**Prompt:**
Below are some records; reproduce every one of them exactly.

**Extracted data:**
........

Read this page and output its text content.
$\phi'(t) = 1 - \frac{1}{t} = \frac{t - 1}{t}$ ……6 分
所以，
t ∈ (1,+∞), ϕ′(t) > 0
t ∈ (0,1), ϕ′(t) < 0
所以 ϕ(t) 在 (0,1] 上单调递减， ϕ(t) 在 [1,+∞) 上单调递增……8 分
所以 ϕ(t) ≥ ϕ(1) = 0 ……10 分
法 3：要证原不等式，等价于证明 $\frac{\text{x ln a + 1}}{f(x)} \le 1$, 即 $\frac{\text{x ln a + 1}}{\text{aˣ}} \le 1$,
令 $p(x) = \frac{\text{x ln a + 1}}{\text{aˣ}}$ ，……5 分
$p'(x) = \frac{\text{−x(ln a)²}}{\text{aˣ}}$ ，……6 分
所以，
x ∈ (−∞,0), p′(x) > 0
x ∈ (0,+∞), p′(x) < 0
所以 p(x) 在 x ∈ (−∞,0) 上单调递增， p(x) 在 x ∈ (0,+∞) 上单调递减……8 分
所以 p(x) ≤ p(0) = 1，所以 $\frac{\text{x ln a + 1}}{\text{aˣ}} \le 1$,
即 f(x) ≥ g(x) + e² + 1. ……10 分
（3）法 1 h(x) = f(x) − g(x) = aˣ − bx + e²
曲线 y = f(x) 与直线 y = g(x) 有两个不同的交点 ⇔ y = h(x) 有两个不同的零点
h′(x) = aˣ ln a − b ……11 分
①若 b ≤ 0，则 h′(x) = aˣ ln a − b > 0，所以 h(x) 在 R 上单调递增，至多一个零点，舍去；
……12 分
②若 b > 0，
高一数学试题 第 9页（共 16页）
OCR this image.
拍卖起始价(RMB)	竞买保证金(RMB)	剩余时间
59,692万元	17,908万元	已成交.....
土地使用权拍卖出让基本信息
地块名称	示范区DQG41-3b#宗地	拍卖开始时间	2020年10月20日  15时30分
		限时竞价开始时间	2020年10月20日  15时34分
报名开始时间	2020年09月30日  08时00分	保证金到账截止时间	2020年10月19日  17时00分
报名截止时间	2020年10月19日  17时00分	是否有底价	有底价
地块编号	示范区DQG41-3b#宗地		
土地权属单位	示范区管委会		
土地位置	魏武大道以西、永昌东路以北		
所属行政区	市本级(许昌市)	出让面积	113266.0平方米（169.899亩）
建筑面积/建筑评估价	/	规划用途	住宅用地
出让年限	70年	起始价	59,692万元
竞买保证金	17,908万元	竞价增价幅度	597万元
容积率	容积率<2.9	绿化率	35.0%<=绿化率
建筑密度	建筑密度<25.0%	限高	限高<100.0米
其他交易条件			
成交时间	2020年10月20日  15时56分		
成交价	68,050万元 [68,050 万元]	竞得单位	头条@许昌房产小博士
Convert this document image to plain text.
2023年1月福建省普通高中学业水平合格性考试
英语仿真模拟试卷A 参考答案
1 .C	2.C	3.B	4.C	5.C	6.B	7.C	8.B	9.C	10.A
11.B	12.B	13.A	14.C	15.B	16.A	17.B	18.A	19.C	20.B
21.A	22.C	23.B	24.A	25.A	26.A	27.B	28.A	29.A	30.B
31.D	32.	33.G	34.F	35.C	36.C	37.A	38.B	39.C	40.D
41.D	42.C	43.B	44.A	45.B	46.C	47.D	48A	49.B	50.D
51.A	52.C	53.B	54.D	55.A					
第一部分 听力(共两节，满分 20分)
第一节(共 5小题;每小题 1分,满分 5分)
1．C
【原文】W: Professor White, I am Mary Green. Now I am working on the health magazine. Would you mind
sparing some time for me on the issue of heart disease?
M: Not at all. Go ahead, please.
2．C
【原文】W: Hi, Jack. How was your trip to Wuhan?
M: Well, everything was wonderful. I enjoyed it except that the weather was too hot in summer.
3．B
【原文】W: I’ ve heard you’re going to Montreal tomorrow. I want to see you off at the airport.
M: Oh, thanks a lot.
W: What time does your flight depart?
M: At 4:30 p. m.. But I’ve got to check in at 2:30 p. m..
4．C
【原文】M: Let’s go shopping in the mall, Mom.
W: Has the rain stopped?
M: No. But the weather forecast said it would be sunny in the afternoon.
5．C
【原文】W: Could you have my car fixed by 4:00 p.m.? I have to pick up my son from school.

........

**Written reply:**
Read this page and output its text content.
$\phi'(t) = 1 - \frac{1}{t} = \frac{t - 1}{t}$ ……6 分
所以，
t ∈ (1,+∞), ϕ′(t) > 0
t ∈ (0,1), ϕ′(t) < 0
所以 ϕ(t) 在 (0,1] 上单调递减， ϕ(t) 在 [1,+∞) 上单调递增……8 分
所以 ϕ(t) ≥ ϕ(1) = 0 ……10 分
法 3：要证原不等式，等价于证明 $\frac{\text{x ln a + 1}}{f(x)} \le 1$, 即 $\frac{\text{x ln a + 1}}{\text{aˣ}} \le 1$,
令 $p(x) = \frac{\text{x ln a + 1}}{\text{aˣ}}$ ，……5 分
$p'(x) = \frac{\text{−x(ln a)²}}{\text{aˣ}}$ ，……6 分
所以，
x ∈ (−∞,0), p′(x) > 0
x ∈ (0,+∞), p′(x) < 0
所以 p(x) 在 x ∈ (−∞,0) 上单调递增， p(x) 在 x ∈ (0,+∞) 上单调递减……8 分
所以 p(x) ≤ p(0) = 1，所以 $\frac{\text{x ln a + 1}}{\text{aˣ}} \le 1$,
即 f(x) ≥ g(x) + e² + 1. ……10 分
（3）法 1 h(x) = f(x) − g(x) = aˣ − bx + e²
曲线 y = f(x) 与直线 y = g(x) 有两个不同的交点 ⇔ y = h(x) 有两个不同的零点
h′(x) = aˣ ln a − b ……11 分
①若 b ≤ 0，则 h′(x) = aˣ ln a − b > 0，所以 h(x) 在 R 上单调递增，至多一个零点，舍去；
……12 分
②若 b > 0，
高一数学试题 第 9页（共 16页）
OCR this image.
拍卖起始价(RMB)	竞买保证金(RMB)	剩余时间
59,692万元	17,908万元	已成交.....
土地使用权拍卖出让基本信息
地块名称	示范区DQG41-3b#宗地	拍卖开始时间	2020年10月20日  15时30分
		限时竞价开始时间	2020年10月20日  15时34分
报名开始时间	2020年09月30日  08时00分	保证金到账截止时间	2020年10月19日  17时00分
报名截止时间	2020年10月19日  17时00分	是否有底价	有底价
地块编号	示范区DQG41-3b#宗地		
土地权属单位	示范区管委会		
土地位置	魏武大道以西、永昌东路以北		
所属行政区	市本级(许昌市)	出让面积	113266.0平方米（169.899亩）
建筑面积/建筑评估价	/	规划用途	住宅用地
出让年限	70年	起始价	59,692万元
竞买保证金	17,908万元	竞价增价幅度	597万元
容积率	容积率<2.9	绿化率	35.0%<=绿化率
建筑密度	建筑密度<25.0%	限高	限高<100.0米
其他交易条件			
成交时间	2020年10月20日  15时56分		
成交价	68,050万元 [68,050 万元]	竞得单位	头条@许昌房产小博士
Convert this document image to plain text.
2023年1月福建省普通高中学业水平合格性考试
英语仿真模拟试卷A 参考答案
1 .C	2.C	3.B	4.C	5.C	6.B	7.C	8.B	9.C	10.A
11.B	12.B	13.A	14.C	15.B	16.A	17.B	18.A	19.C	20.B
21.A	22.C	23.B	24.A	25.A	26.A	27.B	28.A	29.A	30.B
31.D	32.	33.G	34.F	35.C	36.C	37.A	38.B	39.C	40.D
41.D	42.C	43.B	44.A	45.B	46.C	47.D	48A	49.B	50.D
51.A	52.C	53.B	54.D	55.A					
第一部分 听力(共两节，满分 20分)
第一节(共 5小题;每小题 1分,满分 5分)
1．C
【原文】W: Professor White, I am Mary Green. Now I am working on the health magazine. Would you mind
sparing some time for me on the issue of heart disease?
M: Not at all. Go ahead, please.
2．C
【原文】W: Hi, Jack. How was your trip to Wuhan?
M: Well, everything was wonderful. I enjoyed it except that the weather was too hot in summer.
3．B
【原文】W: I’ ve heard you’re going to Montreal tomorrow. I want to see you off at the airport.
M: Oh, thanks a lot.
W: What time does your flight depart?
M: At 4:30 p. m.. But I’ve got to check in at 2:30 p. m..
4．C
【原文】M: Let’s go shopping in the mall, Mom.
W: Has the rain stopped?
M: No. But the weather forecast said it would be sunny in the afternoon.
5．C
【原文】W: Could you have my car fixed by 4:00 p.m.? I have to pick up my son from school.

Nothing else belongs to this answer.